YOUR INSTRUCTIONS:
Each of the entries should be retyped precisely as it appears.

Data listing:
*-*-*

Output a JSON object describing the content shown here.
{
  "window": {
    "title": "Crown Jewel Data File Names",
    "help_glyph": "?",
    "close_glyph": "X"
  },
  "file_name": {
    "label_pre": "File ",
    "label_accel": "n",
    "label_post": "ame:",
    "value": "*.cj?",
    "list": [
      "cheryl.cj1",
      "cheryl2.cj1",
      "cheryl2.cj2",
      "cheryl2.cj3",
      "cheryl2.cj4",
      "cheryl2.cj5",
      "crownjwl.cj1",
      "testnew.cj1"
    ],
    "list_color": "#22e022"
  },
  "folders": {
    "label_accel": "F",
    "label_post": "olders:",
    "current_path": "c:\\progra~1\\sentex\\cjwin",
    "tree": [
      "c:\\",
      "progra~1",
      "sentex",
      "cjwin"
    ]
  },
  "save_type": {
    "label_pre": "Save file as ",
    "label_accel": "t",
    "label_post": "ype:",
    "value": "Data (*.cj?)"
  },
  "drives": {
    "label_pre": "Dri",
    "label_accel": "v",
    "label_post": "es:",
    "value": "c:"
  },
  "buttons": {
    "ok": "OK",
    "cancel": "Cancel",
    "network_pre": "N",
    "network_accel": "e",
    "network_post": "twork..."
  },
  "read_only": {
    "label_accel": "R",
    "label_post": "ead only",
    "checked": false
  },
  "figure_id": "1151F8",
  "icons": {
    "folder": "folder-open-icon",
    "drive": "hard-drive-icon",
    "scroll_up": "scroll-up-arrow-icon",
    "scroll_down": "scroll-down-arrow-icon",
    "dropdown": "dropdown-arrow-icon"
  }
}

*-*-*

RESULT FOR THIS EXERCISE:
Output a JSON object describing the content shown here.
{
  "window": {
    "title": "Crown Jewel Data File Names",
    "help_glyph": "?",
    "close_glyph": "X"
  },
  "file_name": {
    "label_pre": "File ",
    "label_accel": "n",
    "label_post": "ame:",
    "value": "*.cj?",
    "list": [
      "cheryl.cj1",
      "cheryl2.cj1",
      "cheryl2.cj2",
      "cheryl2.cj3",
      "cheryl2.cj4",
      "cheryl2.cj5",
      "crownjwl.cj1",
      "testnew.cj1"
    ],
    "list_color": "#22e022"
  },
  "folders": {
    "label_accel": "F",
    "label_post": "olders:",
    "current_path": "c:\\progra~1\\sentex\\cjwin",
    "tree": [
      "c:\\",
      "progra~1",
      "sentex",
      "cjwin"
    ]
  },
  "save_type": {
    "label_pre": "Save file as ",
    "label_accel": "t",
    "label_post": "ype:",
    "value": "Data (*.cj?)"
  },
  "drives": {
    "label_pre": "Dri",
    "label_accel": "v",
    "label_post": "es:",
    "value": "c:"
  },
  "buttons": {
    "ok": "OK",
    "cancel": "Cancel",
    "network_pre": "N",
    "network_accel": "e",
    "network_post": "twork..."
  },
  "read_only": {
    "label_accel": "R",
    "label_post": "ead only",
    "checked": false
  },
  "figure_id": "1151F8",
  "icons": {
    "folder": "folder-open-icon",
    "drive": "hard-drive-icon",
    "scroll_up": "scroll-up-arrow-icon",
    "scroll_down": "scroll-down-arrow-icon",
    "dropdown": "dropdown-arrow-icon"
  }
}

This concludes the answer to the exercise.